_WHAT THE EXERCISE ASKS_: Collect each line holding the string "degree".

Dataset rows about figures:
.....

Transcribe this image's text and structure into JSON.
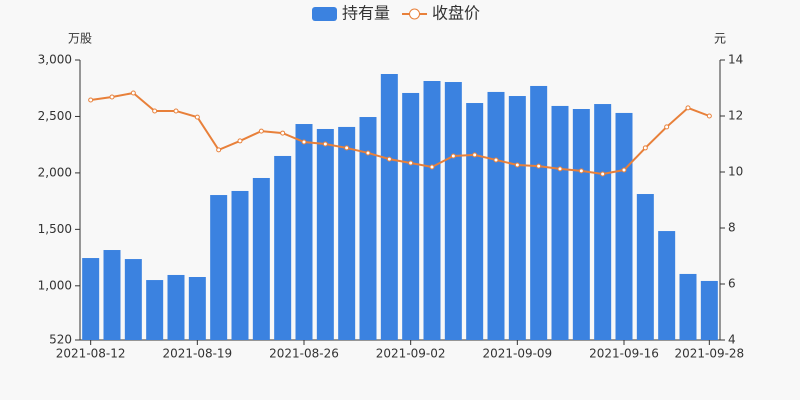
{
  "chart_data": {
    "type": "bar-line",
    "y_label": "万股",
    "y2_label": "元",
    "categories": [
      "2021-08-12",
      null,
      null,
      null,
      null,
      "2021-08-19",
      null,
      null,
      null,
      null,
      "2021-08-26",
      null,
      null,
      null,
      null,
      "2021-09-02",
      null,
      null,
      null,
      null,
      "2021-09-09",
      null,
      null,
      null,
      null,
      "2021-09-16",
      null,
      null,
      null,
      "2021-09-28"
    ],
    "series": [
      {
        "name": "持有量",
        "color": "#3b82e0",
        "type": "bar",
        "values": [
          1246,
          1317,
          1237,
          1051,
          1096,
          1078,
          1804,
          1840,
          1955,
          2150,
          2433,
          2389,
          2407,
          2495,
          2876,
          2708,
          2814,
          2805,
          2619,
          2717,
          2681,
          2770,
          2593,
          2566,
          2610,
          2531,
          1813,
          1485,
          1105,
          1043
        ]
      },
      {
        "name": "收盘价",
        "color": "#e8803a",
        "type": "line",
        "axis": "y2",
        "values": [
          12.57,
          12.68,
          12.82,
          12.18,
          12.18,
          11.96,
          10.79,
          11.11,
          11.46,
          11.39,
          11.07,
          11.0,
          10.86,
          10.68,
          10.46,
          10.32,
          10.18,
          10.57,
          10.61,
          10.43,
          10.25,
          10.21,
          10.11,
          10.04,
          9.93,
          10.07,
          10.86,
          11.61,
          12.29,
          12.0
        ]
      }
    ],
    "ylim": [
      520,
      3000
    ],
    "yticks": [
      520,
      {
        "value": 1000,
        "label": "1,000"
      },
      {
        "value": 1500,
        "label": "1,500"
      },
      {
        "value": 2000,
        "label": "2,000"
      },
      {
        "value": 2500,
        "label": "2,500"
      },
      {
        "value": 3000,
        "label": "3,000"
      }
    ],
    "y2lim": [
      4,
      14
    ],
    "y2ticks": [
      4,
      6,
      8,
      10,
      12,
      14
    ]
  }
}
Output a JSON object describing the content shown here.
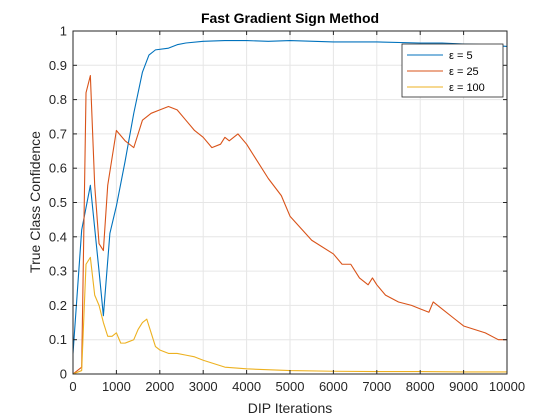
{
  "chart_data": {
    "type": "line",
    "title": "Fast Gradient Sign Method",
    "xlabel": "DIP Iterations",
    "ylabel": "True Class Confidence",
    "xlim": [
      0,
      10000
    ],
    "ylim": [
      0,
      1
    ],
    "xticks": [
      0,
      1000,
      2000,
      3000,
      4000,
      5000,
      6000,
      7000,
      8000,
      9000,
      10000
    ],
    "yticks": [
      0,
      0.1,
      0.2,
      0.3,
      0.4,
      0.5,
      0.6,
      0.7,
      0.8,
      0.9,
      1
    ],
    "ytick_labels": [
      "0",
      "0.1",
      "0.2",
      "0.3",
      "0.4",
      "0.5",
      "0.6",
      "0.7",
      "0.8",
      "0.9",
      "1"
    ],
    "grid": true,
    "legend": {
      "placement": "top-right",
      "entries": [
        "ε = 5",
        "ε = 25",
        "ε = 100"
      ]
    },
    "series": [
      {
        "name": "ε = 5",
        "color": "#0072BD",
        "x": [
          0,
          200,
          400,
          600,
          700,
          850,
          1000,
          1200,
          1400,
          1600,
          1750,
          1900,
          2200,
          2400,
          2600,
          3000,
          3500,
          4000,
          4500,
          5000,
          6000,
          7000,
          8000,
          8500,
          9000,
          9500,
          10000
        ],
        "y": [
          0.06,
          0.42,
          0.55,
          0.3,
          0.17,
          0.41,
          0.49,
          0.62,
          0.76,
          0.88,
          0.93,
          0.945,
          0.95,
          0.96,
          0.965,
          0.97,
          0.972,
          0.972,
          0.97,
          0.972,
          0.968,
          0.968,
          0.965,
          0.965,
          0.962,
          0.96,
          0.955
        ]
      },
      {
        "name": "ε = 25",
        "color": "#D95319",
        "x": [
          0,
          200,
          300,
          400,
          500,
          600,
          700,
          800,
          1000,
          1200,
          1400,
          1600,
          1800,
          2000,
          2200,
          2400,
          2600,
          2800,
          3000,
          3200,
          3400,
          3500,
          3600,
          3800,
          4000,
          4200,
          4500,
          4800,
          5000,
          5500,
          6000,
          6200,
          6400,
          6600,
          6800,
          6900,
          7000,
          7200,
          7500,
          7800,
          8000,
          8200,
          8300,
          8500,
          8800,
          9000,
          9500,
          9800,
          10000
        ],
        "y": [
          0.0,
          0.02,
          0.82,
          0.87,
          0.55,
          0.38,
          0.36,
          0.55,
          0.71,
          0.68,
          0.66,
          0.74,
          0.76,
          0.77,
          0.78,
          0.77,
          0.74,
          0.71,
          0.69,
          0.66,
          0.67,
          0.69,
          0.68,
          0.7,
          0.67,
          0.63,
          0.57,
          0.52,
          0.46,
          0.39,
          0.35,
          0.32,
          0.32,
          0.28,
          0.26,
          0.28,
          0.26,
          0.23,
          0.21,
          0.2,
          0.19,
          0.18,
          0.21,
          0.19,
          0.16,
          0.14,
          0.12,
          0.1,
          0.1
        ]
      },
      {
        "name": "ε = 100",
        "color": "#EDB120",
        "x": [
          0,
          200,
          300,
          400,
          500,
          600,
          700,
          800,
          900,
          1000,
          1100,
          1200,
          1400,
          1500,
          1600,
          1700,
          1800,
          1900,
          2000,
          2200,
          2400,
          2600,
          2800,
          3000,
          3500,
          4000,
          5000,
          6000,
          7000,
          8000,
          9000,
          10000
        ],
        "y": [
          0.0,
          0.01,
          0.32,
          0.34,
          0.23,
          0.2,
          0.15,
          0.11,
          0.11,
          0.12,
          0.09,
          0.09,
          0.1,
          0.13,
          0.15,
          0.16,
          0.12,
          0.08,
          0.07,
          0.06,
          0.06,
          0.055,
          0.05,
          0.04,
          0.02,
          0.015,
          0.01,
          0.008,
          0.007,
          0.007,
          0.006,
          0.006
        ]
      }
    ]
  }
}
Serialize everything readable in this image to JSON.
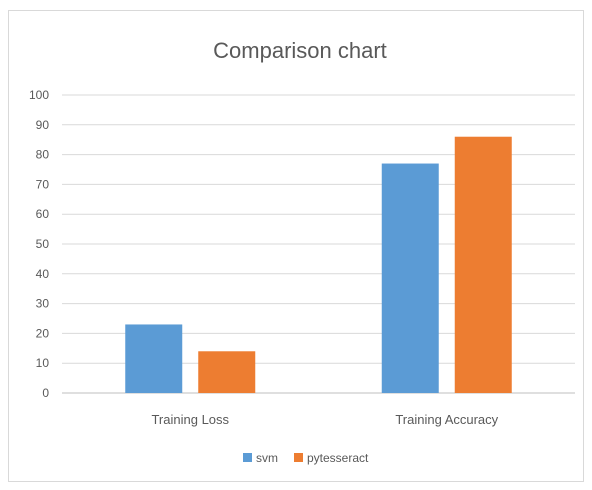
{
  "chart_data": {
    "type": "bar",
    "title": "Comparison chart",
    "categories": [
      "Training Loss",
      "Training Accuracy"
    ],
    "series": [
      {
        "name": "svm",
        "values": [
          23,
          77
        ],
        "color": "#5b9bd5"
      },
      {
        "name": "pytesseract",
        "values": [
          14,
          86
        ],
        "color": "#ed7d31"
      }
    ],
    "ylim": [
      0,
      100
    ],
    "yticks": [
      0,
      10,
      20,
      30,
      40,
      50,
      60,
      70,
      80,
      90,
      100
    ],
    "grid": true,
    "legend": "bottom"
  }
}
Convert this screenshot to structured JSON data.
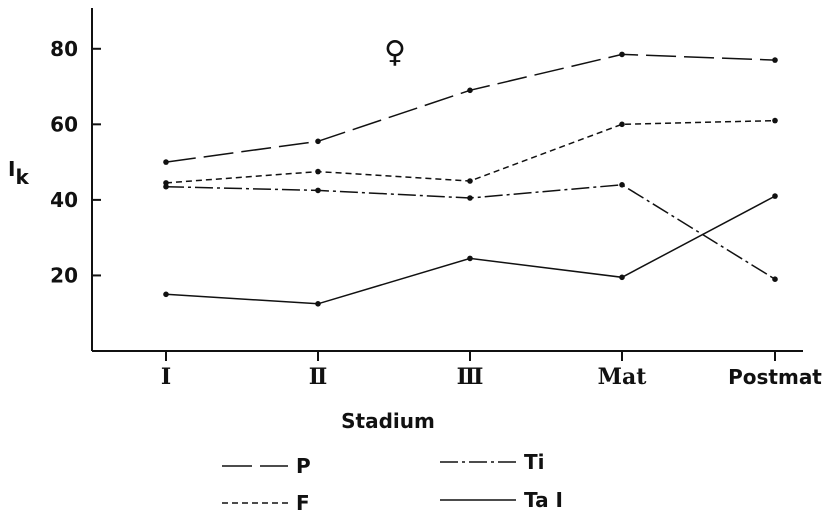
{
  "chart_data": {
    "type": "line",
    "title": "",
    "annotation": "♀",
    "xlabel": "Stadium",
    "ylabel": "I",
    "ylabel_subscript": "k",
    "categories": [
      "I",
      "II",
      "III",
      "Mat",
      "Postmat"
    ],
    "category_display": [
      "I",
      "Ⅱ",
      "Ⅲ",
      "Mat",
      "Postmat"
    ],
    "yticks": [
      20,
      40,
      60,
      80
    ],
    "ylim": [
      0,
      90
    ],
    "grid": false,
    "legend_position": "bottom",
    "series": [
      {
        "name": "P",
        "dash": "long-dash",
        "values": [
          50,
          55.5,
          69,
          78.5,
          77
        ]
      },
      {
        "name": "F",
        "dash": "short-dash",
        "values": [
          44.5,
          47.5,
          45,
          60,
          61
        ]
      },
      {
        "name": "Ti",
        "dash": "dash-dot",
        "values": [
          43.5,
          42.5,
          40.5,
          44,
          19
        ]
      },
      {
        "name": "Ta I",
        "dash": "solid",
        "values": [
          15,
          12.5,
          24.5,
          19.5,
          41
        ]
      }
    ]
  }
}
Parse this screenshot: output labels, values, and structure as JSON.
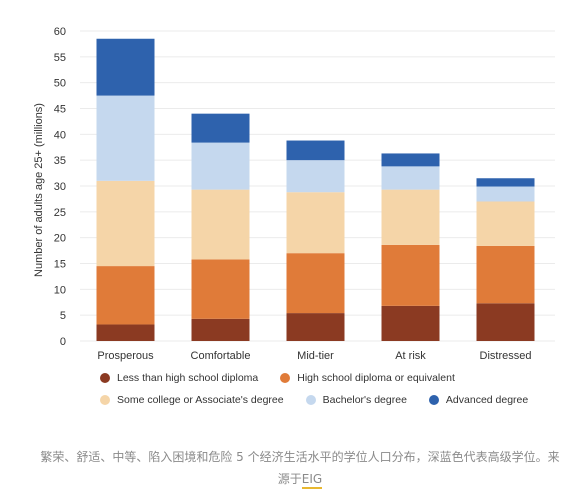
{
  "chart_data": {
    "type": "bar",
    "stacked": true,
    "categories": [
      "Prosperous",
      "Comfortable",
      "Mid-tier",
      "At risk",
      "Distressed"
    ],
    "series": [
      {
        "name": "Less than high school diploma",
        "color": "#8b3a22",
        "values": [
          3.2,
          4.3,
          5.4,
          6.8,
          7.3
        ]
      },
      {
        "name": "High school diploma or equivalent",
        "color": "#e07b39",
        "values": [
          11.3,
          11.5,
          11.6,
          11.8,
          11.1
        ]
      },
      {
        "name": "Some college or Associate's degree",
        "color": "#f5d5a8",
        "values": [
          16.5,
          13.5,
          11.8,
          10.7,
          8.6
        ]
      },
      {
        "name": "Bachelor's degree",
        "color": "#c5d8ee",
        "values": [
          16.5,
          9.1,
          6.2,
          4.5,
          2.9
        ]
      },
      {
        "name": "Advanced degree",
        "color": "#2e62ad",
        "values": [
          11.0,
          5.6,
          3.8,
          2.5,
          1.6
        ]
      }
    ],
    "ylabel": "Number of adults age 25+ (millions)",
    "xlabel": "",
    "ylim": [
      0,
      60
    ],
    "yticks": [
      0,
      5,
      10,
      15,
      20,
      25,
      30,
      35,
      40,
      45,
      50,
      55,
      60
    ],
    "grid": true,
    "legend_position": "bottom"
  },
  "caption": {
    "text": "繁荣、舒适、中等、陷入困境和危险 5 个经济生活水平的学位人口分布，深蓝色代表高级学位。来源于",
    "source": "EIG"
  }
}
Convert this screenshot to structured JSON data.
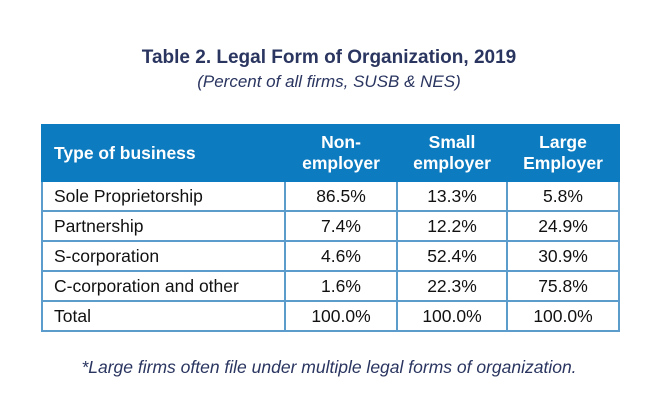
{
  "title": "Table 2. Legal Form of Organization, 2019",
  "subtitle": "(Percent of all firms, SUSB & NES)",
  "table": {
    "headers": [
      {
        "line1": "Type of business",
        "line2": ""
      },
      {
        "line1": "Non-",
        "line2": "employer"
      },
      {
        "line1": "Small",
        "line2": "employer"
      },
      {
        "line1": "Large",
        "line2": "Employer"
      }
    ],
    "rows": [
      [
        "Sole Proprietorship",
        "86.5%",
        "13.3%",
        "5.8%"
      ],
      [
        "Partnership",
        "7.4%",
        "12.2%",
        "24.9%"
      ],
      [
        "S-corporation",
        "4.6%",
        "52.4%",
        "30.9%"
      ],
      [
        "C-corporation and other",
        "1.6%",
        "22.3%",
        "75.8%"
      ],
      [
        "Total",
        "100.0%",
        "100.0%",
        "100.0%"
      ]
    ]
  },
  "footnote": "*Large firms often file under multiple legal forms of organization.",
  "colors": {
    "header_bg": "#0d7bc0",
    "border": "#5b9ccc",
    "title": "#2a3560"
  }
}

.....

_RESPONSE_:
        "name": "Some college or Associate's degree",
        "name": "Bachelor's degree",
        "name": "Advanced degree",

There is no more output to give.